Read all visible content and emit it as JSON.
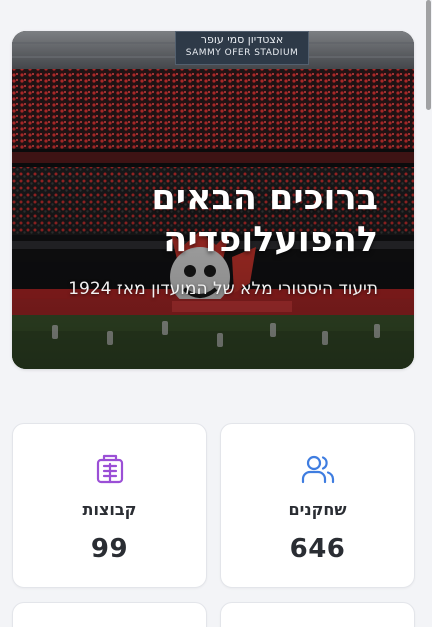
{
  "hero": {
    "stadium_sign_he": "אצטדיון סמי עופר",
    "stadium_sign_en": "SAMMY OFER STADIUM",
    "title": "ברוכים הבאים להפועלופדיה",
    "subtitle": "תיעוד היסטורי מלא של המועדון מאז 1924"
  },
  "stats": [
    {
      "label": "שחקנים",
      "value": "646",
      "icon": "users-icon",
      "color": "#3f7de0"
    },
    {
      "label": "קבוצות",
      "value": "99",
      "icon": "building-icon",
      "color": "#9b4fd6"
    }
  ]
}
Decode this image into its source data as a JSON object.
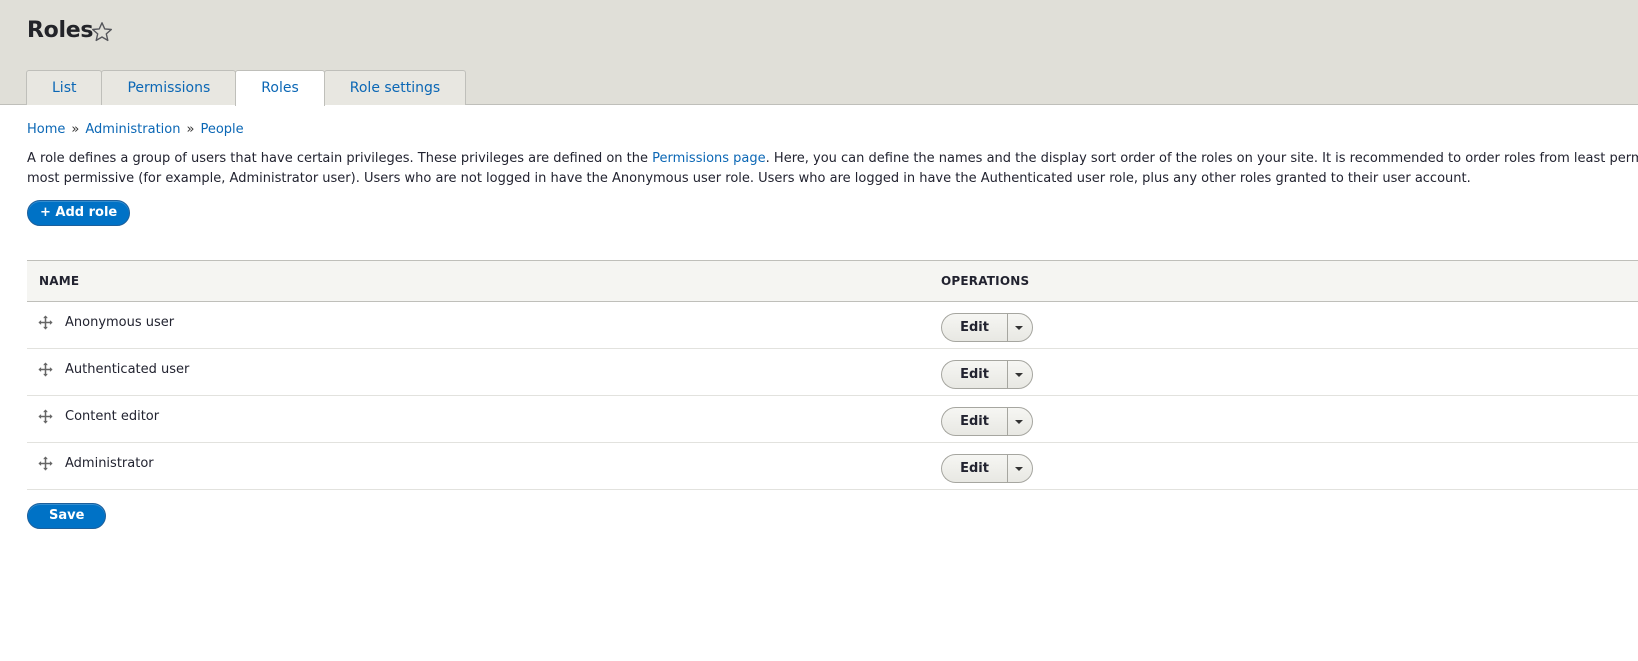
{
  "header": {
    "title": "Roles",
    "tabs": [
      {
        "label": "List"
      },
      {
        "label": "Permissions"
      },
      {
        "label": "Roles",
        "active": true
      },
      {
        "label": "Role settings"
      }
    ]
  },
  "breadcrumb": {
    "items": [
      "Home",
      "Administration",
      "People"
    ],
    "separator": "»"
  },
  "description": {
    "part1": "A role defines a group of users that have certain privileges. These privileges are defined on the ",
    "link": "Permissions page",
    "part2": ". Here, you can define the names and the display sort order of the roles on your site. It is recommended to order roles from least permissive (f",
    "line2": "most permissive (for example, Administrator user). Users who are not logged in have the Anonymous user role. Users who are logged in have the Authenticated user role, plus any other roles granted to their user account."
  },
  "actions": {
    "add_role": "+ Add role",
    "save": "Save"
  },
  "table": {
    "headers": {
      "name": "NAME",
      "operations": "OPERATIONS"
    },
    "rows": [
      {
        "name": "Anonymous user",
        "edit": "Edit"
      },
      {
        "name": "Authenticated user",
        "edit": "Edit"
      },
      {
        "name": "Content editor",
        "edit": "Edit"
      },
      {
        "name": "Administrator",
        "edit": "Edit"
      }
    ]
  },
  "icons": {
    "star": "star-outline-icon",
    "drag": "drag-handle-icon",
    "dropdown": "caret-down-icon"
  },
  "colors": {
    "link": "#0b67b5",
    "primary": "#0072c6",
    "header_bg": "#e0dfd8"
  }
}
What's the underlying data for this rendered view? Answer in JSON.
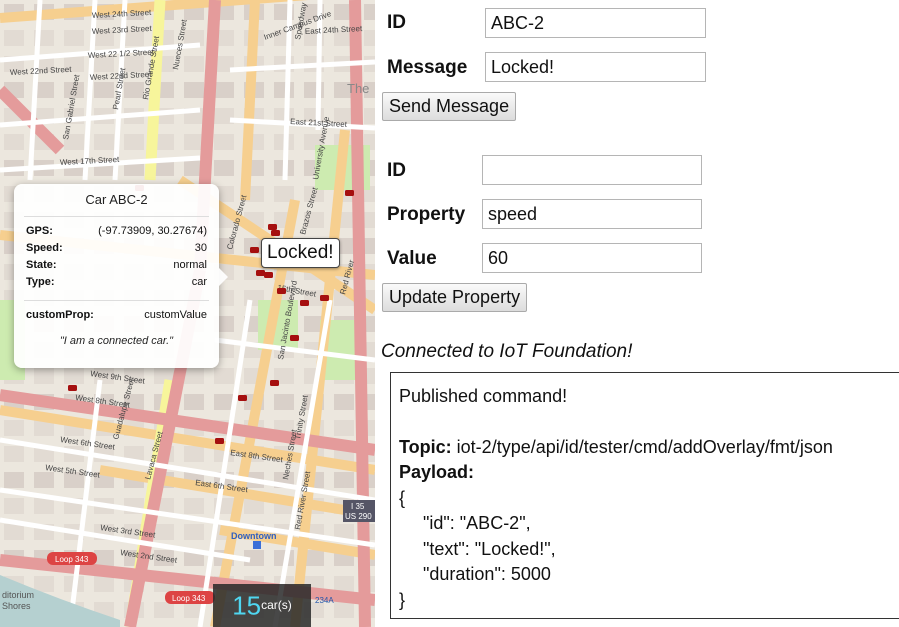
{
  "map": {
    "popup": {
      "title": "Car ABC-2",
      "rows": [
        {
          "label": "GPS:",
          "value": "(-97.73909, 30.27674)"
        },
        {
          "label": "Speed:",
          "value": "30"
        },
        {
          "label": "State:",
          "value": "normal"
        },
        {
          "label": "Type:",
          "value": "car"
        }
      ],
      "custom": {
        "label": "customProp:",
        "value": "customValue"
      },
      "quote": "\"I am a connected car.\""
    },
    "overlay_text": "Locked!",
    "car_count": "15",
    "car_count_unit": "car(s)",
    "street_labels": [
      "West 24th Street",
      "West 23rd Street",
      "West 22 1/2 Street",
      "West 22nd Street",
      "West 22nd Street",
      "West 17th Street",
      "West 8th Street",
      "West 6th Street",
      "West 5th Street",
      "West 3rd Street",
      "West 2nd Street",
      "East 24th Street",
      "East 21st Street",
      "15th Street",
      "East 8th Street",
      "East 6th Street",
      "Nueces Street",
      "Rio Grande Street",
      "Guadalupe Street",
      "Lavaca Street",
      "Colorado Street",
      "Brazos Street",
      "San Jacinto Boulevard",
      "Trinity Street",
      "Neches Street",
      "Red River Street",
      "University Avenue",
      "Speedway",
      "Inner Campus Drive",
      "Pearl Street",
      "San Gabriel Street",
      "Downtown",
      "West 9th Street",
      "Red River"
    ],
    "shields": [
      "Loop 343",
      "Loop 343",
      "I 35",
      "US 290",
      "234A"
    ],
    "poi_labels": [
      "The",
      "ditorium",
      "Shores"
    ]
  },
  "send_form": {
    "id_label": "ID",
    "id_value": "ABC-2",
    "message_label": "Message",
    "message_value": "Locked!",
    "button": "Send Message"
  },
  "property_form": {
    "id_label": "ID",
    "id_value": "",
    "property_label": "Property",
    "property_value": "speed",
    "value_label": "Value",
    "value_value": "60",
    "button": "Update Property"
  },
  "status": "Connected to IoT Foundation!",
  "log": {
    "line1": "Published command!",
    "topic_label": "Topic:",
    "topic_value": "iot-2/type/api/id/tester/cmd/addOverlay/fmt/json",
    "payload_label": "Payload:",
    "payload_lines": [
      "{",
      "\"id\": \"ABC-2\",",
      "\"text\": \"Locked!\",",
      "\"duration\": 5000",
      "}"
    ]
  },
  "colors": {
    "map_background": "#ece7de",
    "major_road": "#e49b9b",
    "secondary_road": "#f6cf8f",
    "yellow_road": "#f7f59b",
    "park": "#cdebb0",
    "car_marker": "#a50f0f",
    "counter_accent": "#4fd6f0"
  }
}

▶ **Brief**
Quote the records above in full, dropping each picture.

▶ **Task response**
Read all visible content and emit it as JSON.
{
  "hero": {
    "stadium_sign_he": "אצטדיון סמי עופר",
    "stadium_sign_en": "SAMMY OFER STADIUM",
    "title": "ברוכים הבאים להפועלופדיה",
    "subtitle": "תיעוד היסטורי מלא של המועדון מאז 1924"
  },
  "stats": [
    {
      "label": "שחקנים",
      "value": "646",
      "icon": "users-icon",
      "color": "#3f7de0"
    },
    {
      "label": "קבוצות",
      "value": "99",
      "icon": "building-icon",
      "color": "#9b4fd6"
    }
  ]
}
Decode this image into its source data as a JSON object.
{
  "header": {
    "title": "Roles",
    "tabs": [
      {
        "label": "List"
      },
      {
        "label": "Permissions"
      },
      {
        "label": "Roles",
        "active": true
      },
      {
        "label": "Role settings"
      }
    ]
  },
  "breadcrumb": {
    "items": [
      "Home",
      "Administration",
      "People"
    ],
    "separator": "»"
  },
  "description": {
    "part1": "A role defines a group of users that have certain privileges. These privileges are defined on the ",
    "link": "Permissions page",
    "part2": ". Here, you can define the names and the display sort order of the roles on your site. It is recommended to order roles from least permissive (f",
    "line2": "most permissive (for example, Administrator user). Users who are not logged in have the Anonymous user role. Users who are logged in have the Authenticated user role, plus any other roles granted to their user account."
  },
  "actions": {
    "add_role": "+ Add role",
    "save": "Save"
  },
  "table": {
    "headers": {
      "name": "NAME",
      "operations": "OPERATIONS"
    },
    "rows": [
      {
        "name": "Anonymous user",
        "edit": "Edit"
      },
      {
        "name": "Authenticated user",
        "edit": "Edit"
      },
      {
        "name": "Content editor",
        "edit": "Edit"
      },
      {
        "name": "Administrator",
        "edit": "Edit"
      }
    ]
  },
  "icons": {
    "star": "star-outline-icon",
    "drag": "drag-handle-icon",
    "dropdown": "caret-down-icon"
  },
  "colors": {
    "link": "#0b67b5",
    "primary": "#0072c6",
    "header_bg": "#e0dfd8"
  }
}
What's the underlying data for this rendered view? Answer in JSON.
{
  "map": {
    "popup": {
      "title": "Car ABC-2",
      "rows": [
        {
          "label": "GPS:",
          "value": "(-97.73909, 30.27674)"
        },
        {
          "label": "Speed:",
          "value": "30"
        },
        {
          "label": "State:",
          "value": "normal"
        },
        {
          "label": "Type:",
          "value": "car"
        }
      ],
      "custom": {
        "label": "customProp:",
        "value": "customValue"
      },
      "quote": "\"I am a connected car.\""
    },
    "overlay_text": "Locked!",
    "car_count": "15",
    "car_count_unit": "car(s)",
    "street_labels": [
      "West 24th Street",
      "West 23rd Street",
      "West 22 1/2 Street",
      "West 22nd Street",
      "West 22nd Street",
      "West 17th Street",
      "West 8th Street",
      "West 6th Street",
      "West 5th Street",
      "West 3rd Street",
      "West 2nd Street",
      "East 24th Street",
      "East 21st Street",
      "15th Street",
      "East 8th Street",
      "East 6th Street",
      "Nueces Street",
      "Rio Grande Street",
      "Guadalupe Street",
      "Lavaca Street",
      "Colorado Street",
      "Brazos Street",
      "San Jacinto Boulevard",
      "Trinity Street",
      "Neches Street",
      "Red River Street",
      "University Avenue",
      "Speedway",
      "Inner Campus Drive",
      "Pearl Street",
      "San Gabriel Street",
      "Downtown",
      "West 9th Street",
      "Red River"
    ],
    "shields": [
      "Loop 343",
      "Loop 343",
      "I 35",
      "US 290",
      "234A"
    ],
    "poi_labels": [
      "The",
      "ditorium",
      "Shores"
    ]
  },
  "send_form": {
    "id_label": "ID",
    "id_value": "ABC-2",
    "message_label": "Message",
    "message_value": "Locked!",
    "button": "Send Message"
  },
  "property_form": {
    "id_label": "ID",
    "id_value": "",
    "property_label": "Property",
    "property_value": "speed",
    "value_label": "Value",
    "value_value": "60",
    "button": "Update Property"
  },
  "status": "Connected to IoT Foundation!",
  "log": {
    "line1": "Published command!",
    "topic_label": "Topic:",
    "topic_value": "iot-2/type/api/id/tester/cmd/addOverlay/fmt/json",
    "payload_label": "Payload:",
    "payload_lines": [
      "{",
      "\"id\": \"ABC-2\",",
      "\"text\": \"Locked!\",",
      "\"duration\": 5000",
      "}"
    ]
  },
  "colors": {
    "map_background": "#ece7de",
    "major_road": "#e49b9b",
    "secondary_road": "#f6cf8f",
    "yellow_road": "#f7f59b",
    "park": "#cdebb0",
    "car_marker": "#a50f0f",
    "counter_accent": "#4fd6f0"
  }
}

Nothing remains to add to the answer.